== Job ==
Quote the data below in full, please, without altering anything.

== Data for this task ==
>> start

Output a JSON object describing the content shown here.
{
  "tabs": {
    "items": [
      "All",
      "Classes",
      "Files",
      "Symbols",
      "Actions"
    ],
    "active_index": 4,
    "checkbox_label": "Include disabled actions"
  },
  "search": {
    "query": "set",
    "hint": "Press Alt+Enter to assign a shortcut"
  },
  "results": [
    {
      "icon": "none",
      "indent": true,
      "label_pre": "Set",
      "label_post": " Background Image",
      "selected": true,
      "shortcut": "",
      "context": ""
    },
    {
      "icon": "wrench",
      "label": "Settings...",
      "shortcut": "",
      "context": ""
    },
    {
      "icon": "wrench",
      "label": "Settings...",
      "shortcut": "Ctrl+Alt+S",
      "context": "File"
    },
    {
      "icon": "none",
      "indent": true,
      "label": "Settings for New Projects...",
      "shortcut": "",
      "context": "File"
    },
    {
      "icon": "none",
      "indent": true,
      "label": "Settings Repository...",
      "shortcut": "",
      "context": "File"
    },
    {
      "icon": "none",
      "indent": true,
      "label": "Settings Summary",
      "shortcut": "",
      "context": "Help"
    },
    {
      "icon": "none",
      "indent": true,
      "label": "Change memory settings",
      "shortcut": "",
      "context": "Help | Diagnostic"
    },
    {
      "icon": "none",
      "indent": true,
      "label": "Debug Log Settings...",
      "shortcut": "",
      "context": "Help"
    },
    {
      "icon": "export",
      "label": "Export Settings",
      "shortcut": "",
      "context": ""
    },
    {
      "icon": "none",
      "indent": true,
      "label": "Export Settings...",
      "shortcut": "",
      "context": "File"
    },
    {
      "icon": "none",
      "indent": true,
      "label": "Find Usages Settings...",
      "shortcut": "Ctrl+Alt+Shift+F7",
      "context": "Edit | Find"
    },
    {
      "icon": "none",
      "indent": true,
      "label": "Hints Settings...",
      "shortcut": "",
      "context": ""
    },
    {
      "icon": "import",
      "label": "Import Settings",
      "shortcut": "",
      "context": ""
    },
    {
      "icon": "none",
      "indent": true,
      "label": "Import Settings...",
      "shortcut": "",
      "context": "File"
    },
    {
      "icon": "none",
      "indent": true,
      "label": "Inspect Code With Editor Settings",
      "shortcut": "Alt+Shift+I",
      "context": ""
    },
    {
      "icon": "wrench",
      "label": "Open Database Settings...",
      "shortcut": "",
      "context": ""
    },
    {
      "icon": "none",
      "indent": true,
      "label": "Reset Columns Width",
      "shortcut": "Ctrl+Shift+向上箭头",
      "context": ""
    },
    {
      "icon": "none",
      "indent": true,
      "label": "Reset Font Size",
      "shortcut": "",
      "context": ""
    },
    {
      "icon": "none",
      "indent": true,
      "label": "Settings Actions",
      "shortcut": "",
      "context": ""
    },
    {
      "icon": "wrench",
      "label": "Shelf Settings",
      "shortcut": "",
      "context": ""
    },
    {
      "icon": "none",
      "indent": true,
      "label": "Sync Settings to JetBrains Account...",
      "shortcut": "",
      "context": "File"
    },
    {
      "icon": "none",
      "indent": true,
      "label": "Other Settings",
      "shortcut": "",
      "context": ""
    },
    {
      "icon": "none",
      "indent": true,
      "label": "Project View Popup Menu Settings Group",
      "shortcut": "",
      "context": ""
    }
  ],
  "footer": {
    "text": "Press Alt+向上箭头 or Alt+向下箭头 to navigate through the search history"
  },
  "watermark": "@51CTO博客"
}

>> end

== Reply to the exercise ==
Output a JSON object describing the content shown here.
{
  "tabs": {
    "items": [
      "All",
      "Classes",
      "Files",
      "Symbols",
      "Actions"
    ],
    "active_index": 4,
    "checkbox_label": "Include disabled actions"
  },
  "search": {
    "query": "set",
    "hint": "Press Alt+Enter to assign a shortcut"
  },
  "results": [
    {
      "icon": "none",
      "indent": true,
      "label_pre": "Set",
      "label_post": " Background Image",
      "selected": true,
      "shortcut": "",
      "context": ""
    },
    {
      "icon": "wrench",
      "label": "Settings...",
      "shortcut": "",
      "context": ""
    },
    {
      "icon": "wrench",
      "label": "Settings...",
      "shortcut": "Ctrl+Alt+S",
      "context": "File"
    },
    {
      "icon": "none",
      "indent": true,
      "label": "Settings for New Projects...",
      "shortcut": "",
      "context": "File"
    },
    {
      "icon": "none",
      "indent": true,
      "label": "Settings Repository...",
      "shortcut": "",
      "context": "File"
    },
    {
      "icon": "none",
      "indent": true,
      "label": "Settings Summary",
      "shortcut": "",
      "context": "Help"
    },
    {
      "icon": "none",
      "indent": true,
      "label": "Change memory settings",
      "shortcut": "",
      "context": "Help | Diagnostic"
    },
    {
      "icon": "none",
      "indent": true,
      "label": "Debug Log Settings...",
      "shortcut": "",
      "context": "Help"
    },
    {
      "icon": "export",
      "label": "Export Settings",
      "shortcut": "",
      "context": ""
    },
    {
      "icon": "none",
      "indent": true,
      "label": "Export Settings...",
      "shortcut": "",
      "context": "File"
    },
    {
      "icon": "none",
      "indent": true,
      "label": "Find Usages Settings...",
      "shortcut": "Ctrl+Alt+Shift+F7",
      "context": "Edit | Find"
    },
    {
      "icon": "none",
      "indent": true,
      "label": "Hints Settings...",
      "shortcut": "",
      "context": ""
    },
    {
      "icon": "import",
      "label": "Import Settings",
      "shortcut": "",
      "context": ""
    },
    {
      "icon": "none",
      "indent": true,
      "label": "Import Settings...",
      "shortcut": "",
      "context": "File"
    },
    {
      "icon": "none",
      "indent": true,
      "label": "Inspect Code With Editor Settings",
      "shortcut": "Alt+Shift+I",
      "context": ""
    },
    {
      "icon": "wrench",
      "label": "Open Database Settings...",
      "shortcut": "",
      "context": ""
    },
    {
      "icon": "none",
      "indent": true,
      "label": "Reset Columns Width",
      "shortcut": "Ctrl+Shift+向上箭头",
      "context": ""
    },
    {
      "icon": "none",
      "indent": true,
      "label": "Reset Font Size",
      "shortcut": "",
      "context": ""
    },
    {
      "icon": "none",
      "indent": true,
      "label": "Settings Actions",
      "shortcut": "",
      "context": ""
    },
    {
      "icon": "wrench",
      "label": "Shelf Settings",
      "shortcut": "",
      "context": ""
    },
    {
      "icon": "none",
      "indent": true,
      "label": "Sync Settings to JetBrains Account...",
      "shortcut": "",
      "context": "File"
    },
    {
      "icon": "none",
      "indent": true,
      "label": "Other Settings",
      "shortcut": "",
      "context": ""
    },
    {
      "icon": "none",
      "indent": true,
      "label": "Project View Popup Menu Settings Group",
      "shortcut": "",
      "context": ""
    }
  ],
  "footer": {
    "text": "Press Alt+向上箭头 or Alt+向下箭头 to navigate through the search history"
  },
  "watermark": "@51CTO博客"
}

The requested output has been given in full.